Dataset records
[start]

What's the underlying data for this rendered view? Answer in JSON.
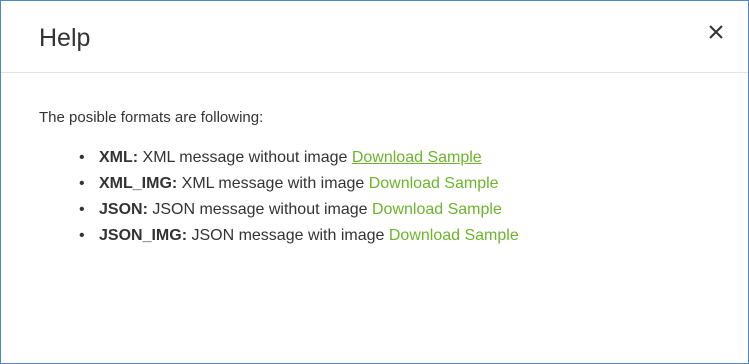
{
  "dialog": {
    "title": "Help",
    "close_icon": "close-icon",
    "intro": "The posible formats are following:",
    "formats": [
      {
        "name": "XML:",
        "description": " XML message without image ",
        "link_label": "Download Sample"
      },
      {
        "name": "XML_IMG:",
        "description": " XML message with image ",
        "link_label": "Download Sample"
      },
      {
        "name": "JSON:",
        "description": " JSON message without image ",
        "link_label": "Download Sample"
      },
      {
        "name": "JSON_IMG:",
        "description": " JSON message with image ",
        "link_label": "Download Sample"
      }
    ],
    "bullet": "•"
  },
  "colors": {
    "border": "#4f86c6",
    "link": "#6cb42c",
    "text": "#333333"
  }
}
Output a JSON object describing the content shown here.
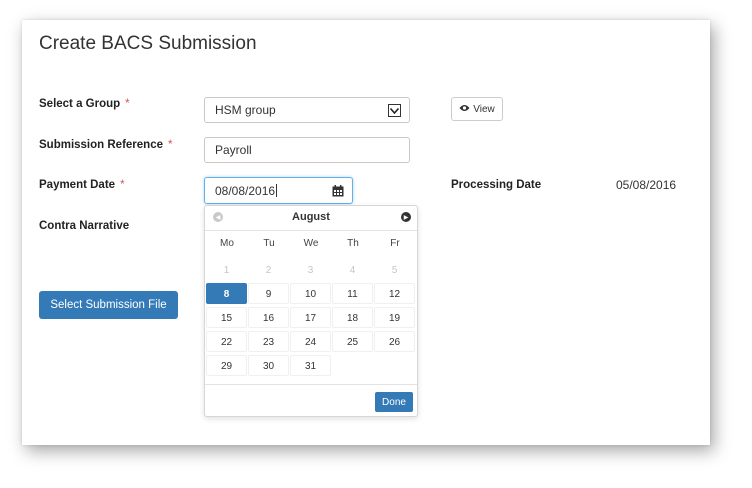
{
  "form": {
    "title": "Create BACS Submission",
    "group_label": "Select a Group",
    "group_value": "HSM group",
    "view_label": "View",
    "reference_label": "Submission Reference",
    "reference_value": "Payroll",
    "payment_date_label": "Payment Date",
    "payment_date_value": "08/08/2016",
    "processing_date_label": "Processing Date",
    "processing_date_value": "05/08/2016",
    "contra_label": "Contra Narrative",
    "select_file_label": "Select Submission File",
    "required_mark": "*"
  },
  "datepicker": {
    "month": "August",
    "weekdays": [
      "Mo",
      "Tu",
      "We",
      "Th",
      "Fr"
    ],
    "weeks": [
      [
        {
          "d": "1",
          "m": true
        },
        {
          "d": "2",
          "m": true
        },
        {
          "d": "3",
          "m": true
        },
        {
          "d": "4",
          "m": true
        },
        {
          "d": "5",
          "m": true
        }
      ],
      [
        {
          "d": "8",
          "a": true
        },
        {
          "d": "9"
        },
        {
          "d": "10"
        },
        {
          "d": "11"
        },
        {
          "d": "12"
        }
      ],
      [
        {
          "d": "15"
        },
        {
          "d": "16"
        },
        {
          "d": "17"
        },
        {
          "d": "18"
        },
        {
          "d": "19"
        }
      ],
      [
        {
          "d": "22"
        },
        {
          "d": "23"
        },
        {
          "d": "24"
        },
        {
          "d": "25"
        },
        {
          "d": "26"
        }
      ],
      [
        {
          "d": "29"
        },
        {
          "d": "30"
        },
        {
          "d": "31"
        }
      ]
    ],
    "done_label": "Done"
  },
  "icons": {
    "view": "eye-icon",
    "calendar": "calendar-icon",
    "select": "chevron-down-icon",
    "prev": "chevron-left-icon",
    "next": "chevron-right-icon"
  },
  "colors": {
    "primary": "#337ab7",
    "required": "#d9534f",
    "focus": "#66afe9"
  }
}
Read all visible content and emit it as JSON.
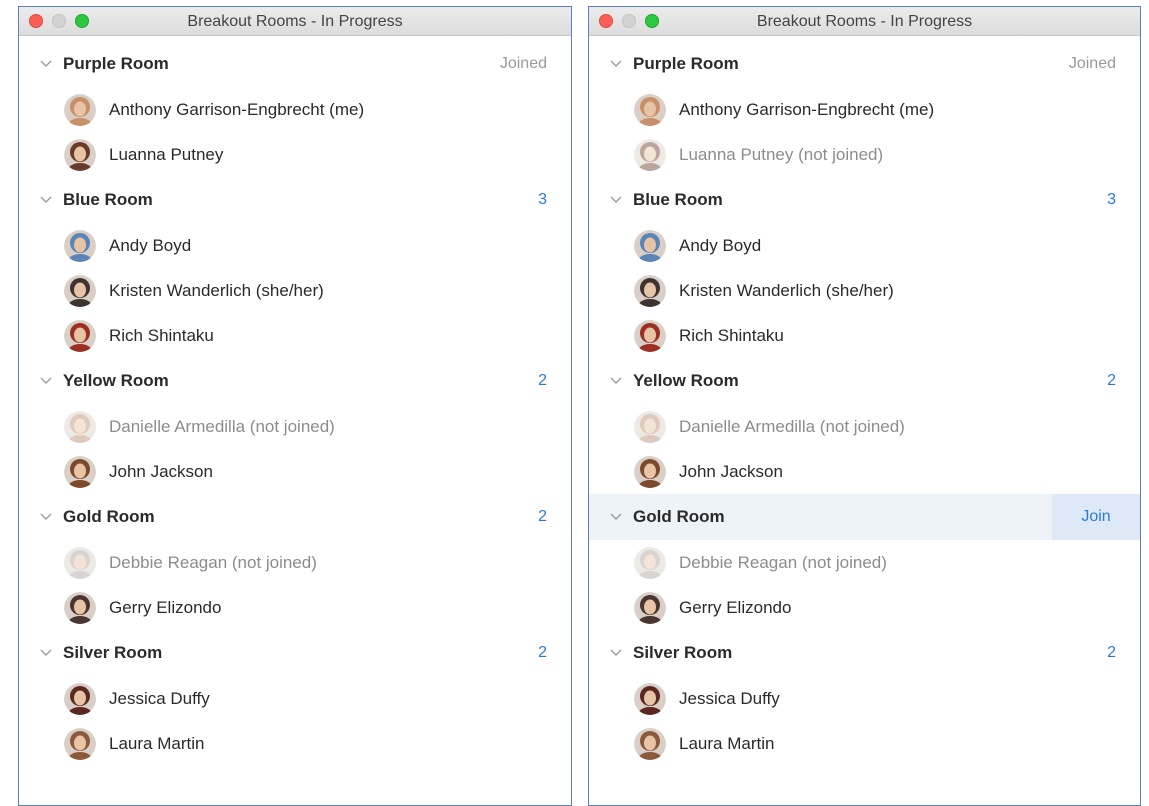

[end]

Write out the entries again, exactly as given, skipping any images.

What's the underlying data for this rendered view? Answer in JSON.
{
  "dialog": {
    "title": "Help",
    "close_icon": "close-icon",
    "intro": "The posible formats are following:",
    "formats": [
      {
        "name": "XML:",
        "description": " XML message without image ",
        "link_label": "Download Sample"
      },
      {
        "name": "XML_IMG:",
        "description": " XML message with image ",
        "link_label": "Download Sample"
      },
      {
        "name": "JSON:",
        "description": " JSON message without image ",
        "link_label": "Download Sample"
      },
      {
        "name": "JSON_IMG:",
        "description": " JSON message with image ",
        "link_label": "Download Sample"
      }
    ],
    "bullet": "•"
  },
  "colors": {
    "border": "#4f86c6",
    "link": "#6cb42c",
    "text": "#333333"
  }
}
Output a JSON object describing the content shown here.
{
  "form": {
    "title": "Create BACS Submission",
    "group_label": "Select a Group",
    "group_value": "HSM group",
    "view_label": "View",
    "reference_label": "Submission Reference",
    "reference_value": "Payroll",
    "payment_date_label": "Payment Date",
    "payment_date_value": "08/08/2016",
    "processing_date_label": "Processing Date",
    "processing_date_value": "05/08/2016",
    "contra_label": "Contra Narrative",
    "select_file_label": "Select Submission File",
    "required_mark": "*"
  },
  "datepicker": {
    "month": "August",
    "weekdays": [
      "Mo",
      "Tu",
      "We",
      "Th",
      "Fr"
    ],
    "weeks": [
      [
        {
          "d": "1",
          "m": true
        },
        {
          "d": "2",
          "m": true
        },
        {
          "d": "3",
          "m": true
        },
        {
          "d": "4",
          "m": true
        },
        {
          "d": "5",
          "m": true
        }
      ],
      [
        {
          "d": "8",
          "a": true
        },
        {
          "d": "9"
        },
        {
          "d": "10"
        },
        {
          "d": "11"
        },
        {
          "d": "12"
        }
      ],
      [
        {
          "d": "15"
        },
        {
          "d": "16"
        },
        {
          "d": "17"
        },
        {
          "d": "18"
        },
        {
          "d": "19"
        }
      ],
      [
        {
          "d": "22"
        },
        {
          "d": "23"
        },
        {
          "d": "24"
        },
        {
          "d": "25"
        },
        {
          "d": "26"
        }
      ],
      [
        {
          "d": "29"
        },
        {
          "d": "30"
        },
        {
          "d": "31"
        }
      ]
    ],
    "done_label": "Done"
  },
  "icons": {
    "view": "eye-icon",
    "calendar": "calendar-icon",
    "select": "chevron-down-icon",
    "prev": "chevron-left-icon",
    "next": "chevron-right-icon"
  },
  "colors": {
    "primary": "#337ab7",
    "required": "#d9534f",
    "focus": "#66afe9"
  }
}
Read all visible content and emit it as JSON.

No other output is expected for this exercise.